##### Given data
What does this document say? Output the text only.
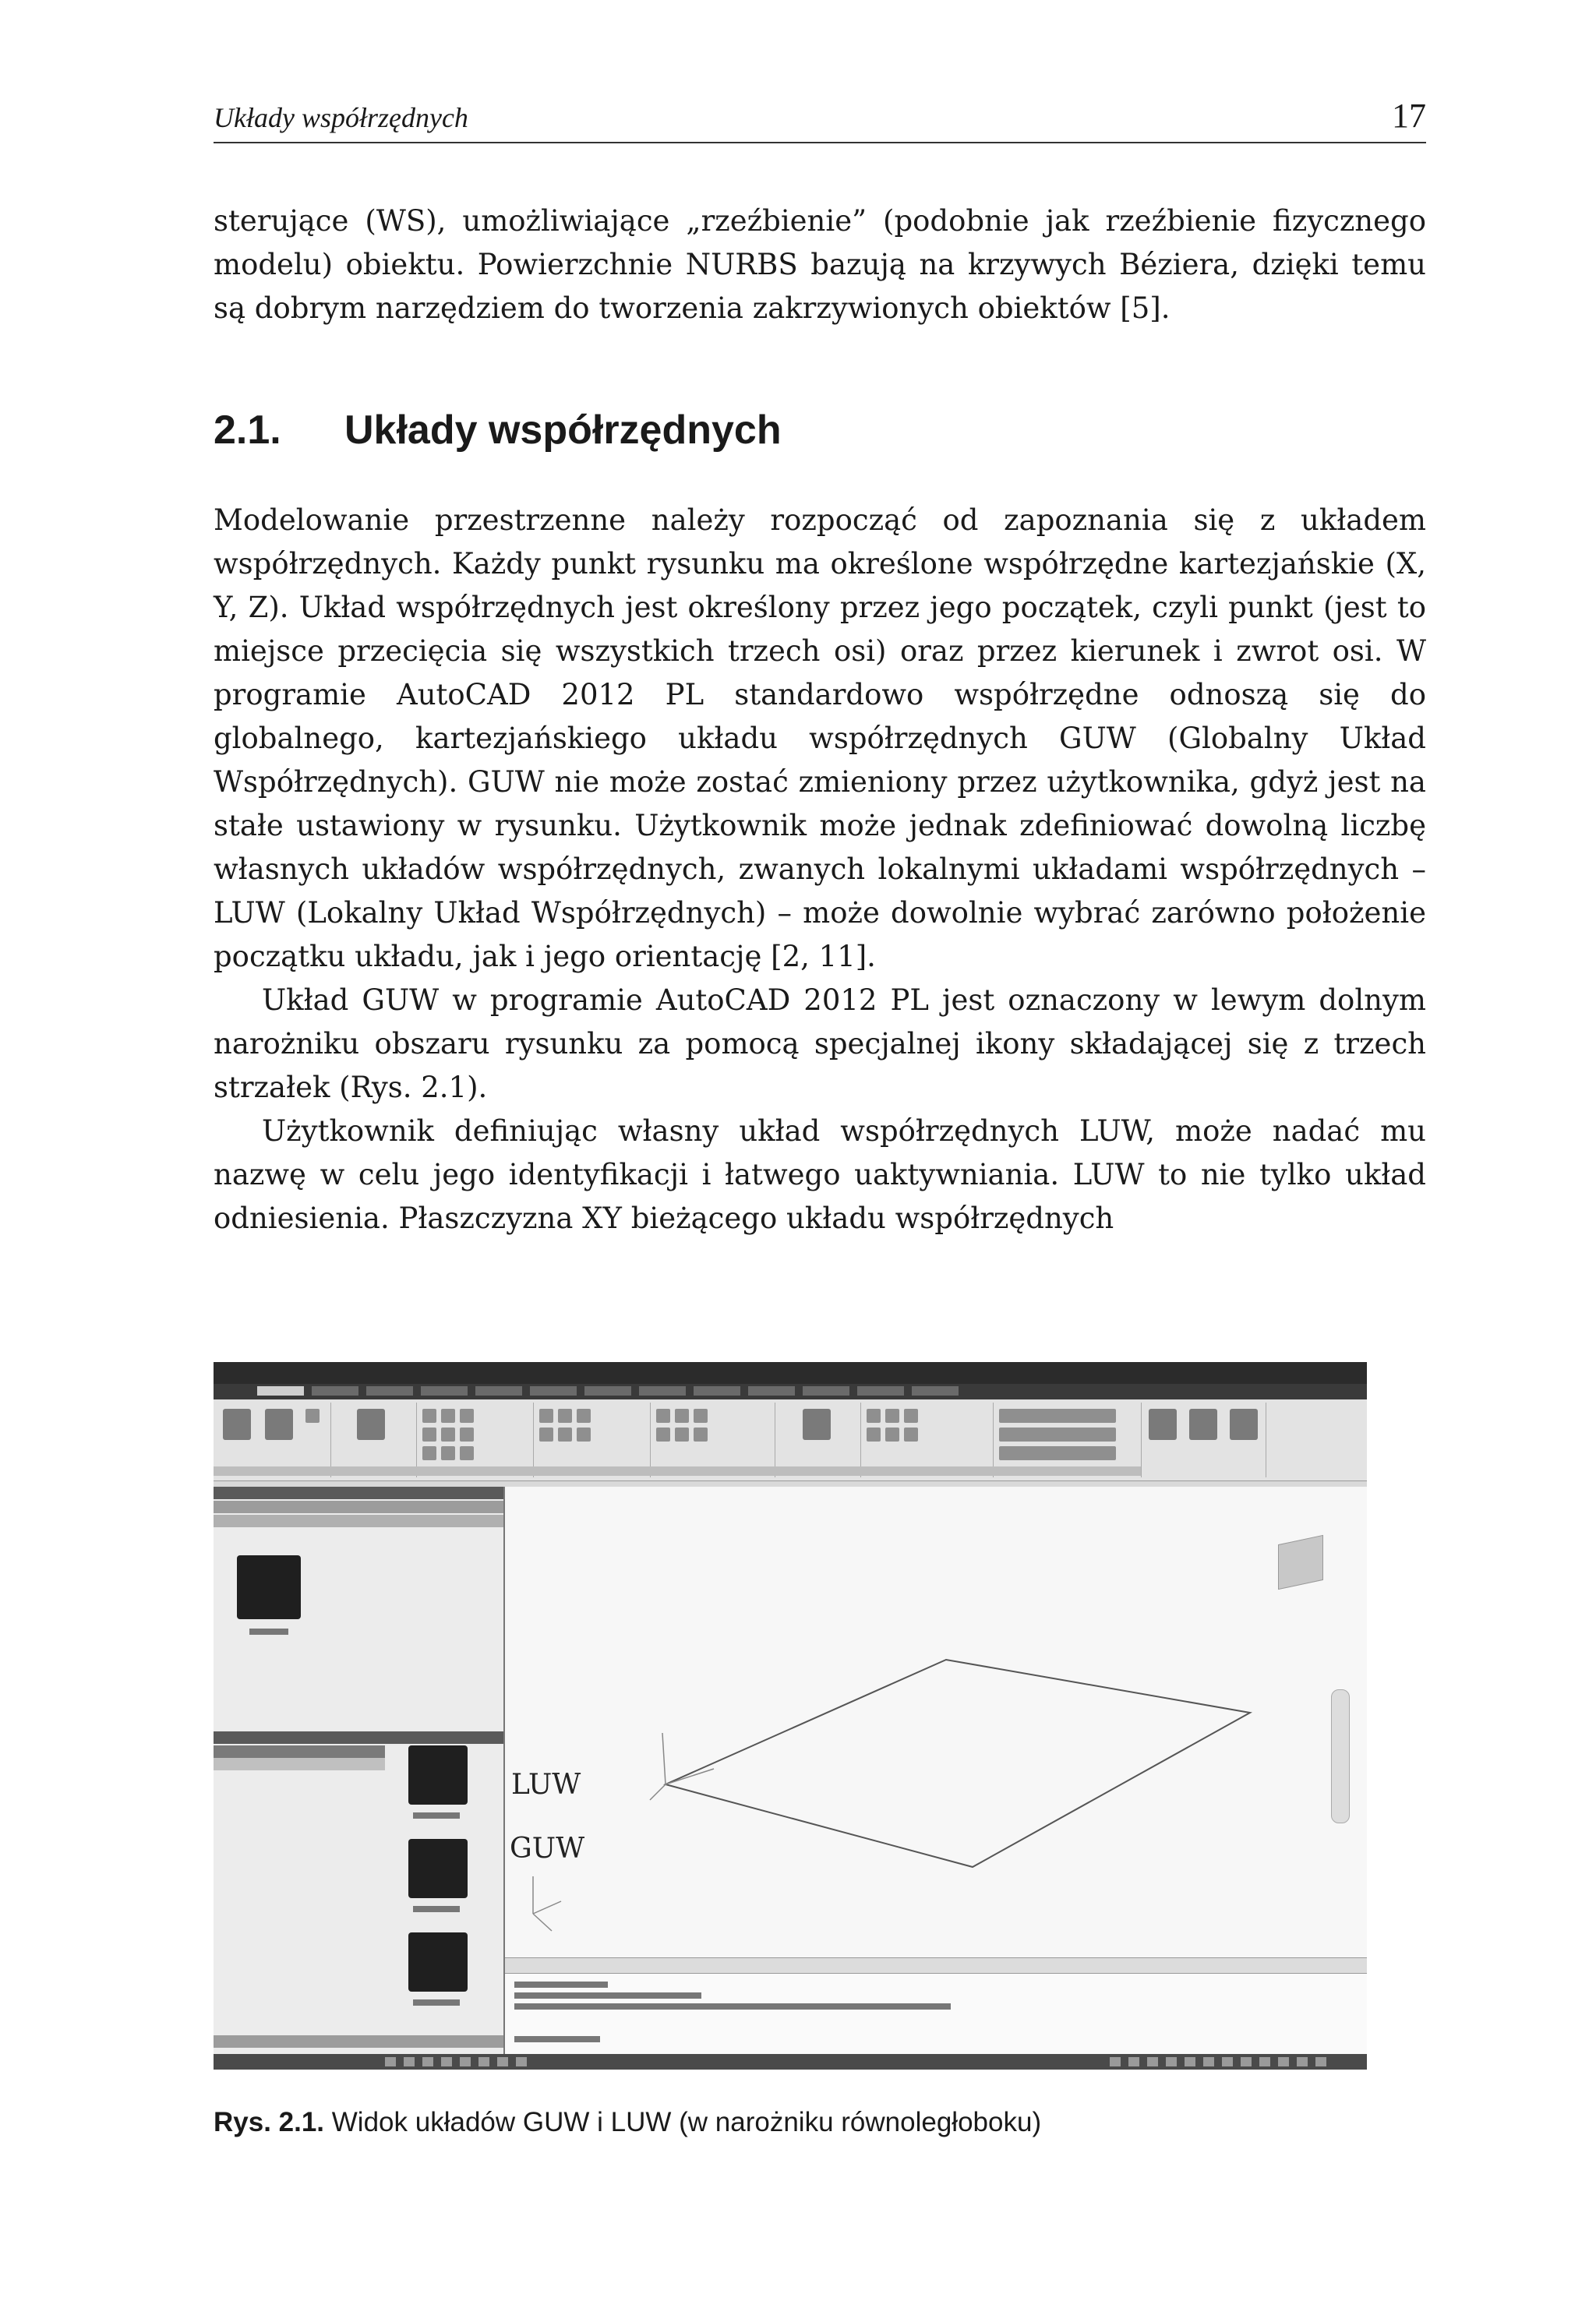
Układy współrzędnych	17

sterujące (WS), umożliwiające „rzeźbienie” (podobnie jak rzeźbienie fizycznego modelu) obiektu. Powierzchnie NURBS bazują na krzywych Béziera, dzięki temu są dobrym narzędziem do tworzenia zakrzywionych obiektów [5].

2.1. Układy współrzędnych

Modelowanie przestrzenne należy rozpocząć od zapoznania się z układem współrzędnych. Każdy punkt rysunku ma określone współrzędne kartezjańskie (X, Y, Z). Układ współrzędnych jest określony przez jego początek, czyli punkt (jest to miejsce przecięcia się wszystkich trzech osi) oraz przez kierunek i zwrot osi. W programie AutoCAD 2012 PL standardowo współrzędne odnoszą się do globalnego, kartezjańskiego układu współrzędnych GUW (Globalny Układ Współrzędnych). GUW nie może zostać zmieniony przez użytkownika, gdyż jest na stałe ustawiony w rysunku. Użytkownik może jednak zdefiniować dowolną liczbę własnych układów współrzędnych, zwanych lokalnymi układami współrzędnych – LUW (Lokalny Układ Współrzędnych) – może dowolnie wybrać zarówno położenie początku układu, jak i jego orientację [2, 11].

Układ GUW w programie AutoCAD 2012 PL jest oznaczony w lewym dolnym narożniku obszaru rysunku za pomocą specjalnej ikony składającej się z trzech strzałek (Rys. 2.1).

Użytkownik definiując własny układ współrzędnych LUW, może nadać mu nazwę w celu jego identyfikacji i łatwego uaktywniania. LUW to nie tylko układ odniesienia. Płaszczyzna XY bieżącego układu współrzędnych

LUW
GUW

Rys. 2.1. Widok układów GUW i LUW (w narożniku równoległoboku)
##########
##### Given data
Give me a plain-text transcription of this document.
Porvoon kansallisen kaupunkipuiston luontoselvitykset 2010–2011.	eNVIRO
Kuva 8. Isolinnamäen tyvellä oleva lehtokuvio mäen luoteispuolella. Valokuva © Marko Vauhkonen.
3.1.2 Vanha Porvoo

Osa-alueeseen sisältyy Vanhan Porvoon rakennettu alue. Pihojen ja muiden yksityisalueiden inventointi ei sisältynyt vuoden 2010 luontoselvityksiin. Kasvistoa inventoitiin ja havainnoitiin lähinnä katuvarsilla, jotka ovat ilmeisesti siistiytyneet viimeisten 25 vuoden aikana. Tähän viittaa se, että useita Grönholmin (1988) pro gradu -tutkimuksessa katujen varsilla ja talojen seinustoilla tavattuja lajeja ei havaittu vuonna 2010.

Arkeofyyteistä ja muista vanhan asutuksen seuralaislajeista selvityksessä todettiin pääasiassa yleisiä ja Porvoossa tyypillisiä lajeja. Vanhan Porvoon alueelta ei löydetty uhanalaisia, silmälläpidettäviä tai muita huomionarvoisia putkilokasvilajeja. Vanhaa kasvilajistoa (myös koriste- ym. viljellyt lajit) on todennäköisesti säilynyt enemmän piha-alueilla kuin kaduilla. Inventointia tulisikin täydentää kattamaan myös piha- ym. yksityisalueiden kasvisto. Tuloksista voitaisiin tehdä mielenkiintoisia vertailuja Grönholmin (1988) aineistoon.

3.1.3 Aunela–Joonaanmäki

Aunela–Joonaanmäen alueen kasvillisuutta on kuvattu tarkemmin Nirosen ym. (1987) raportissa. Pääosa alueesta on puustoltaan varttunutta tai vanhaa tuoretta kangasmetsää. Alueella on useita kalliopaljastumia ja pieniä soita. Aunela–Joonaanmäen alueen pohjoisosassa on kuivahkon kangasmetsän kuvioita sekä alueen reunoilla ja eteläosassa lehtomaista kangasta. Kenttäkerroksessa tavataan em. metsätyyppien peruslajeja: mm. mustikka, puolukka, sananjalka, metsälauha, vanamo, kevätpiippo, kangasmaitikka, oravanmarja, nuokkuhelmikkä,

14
##########
Stated goal => Copy each line of the listing that includes "narożniku".

Response to the task =>
Układ GUW w programie AutoCAD 2012 PL jest oznaczony w lewym dolnym narożniku obszaru rysunku za pomocą specjalnej ikony składającej się z trzech strzałek (Rys. 2.1).
Rys. 2.1. Widok układów GUW i LUW (w narożniku równoległoboku)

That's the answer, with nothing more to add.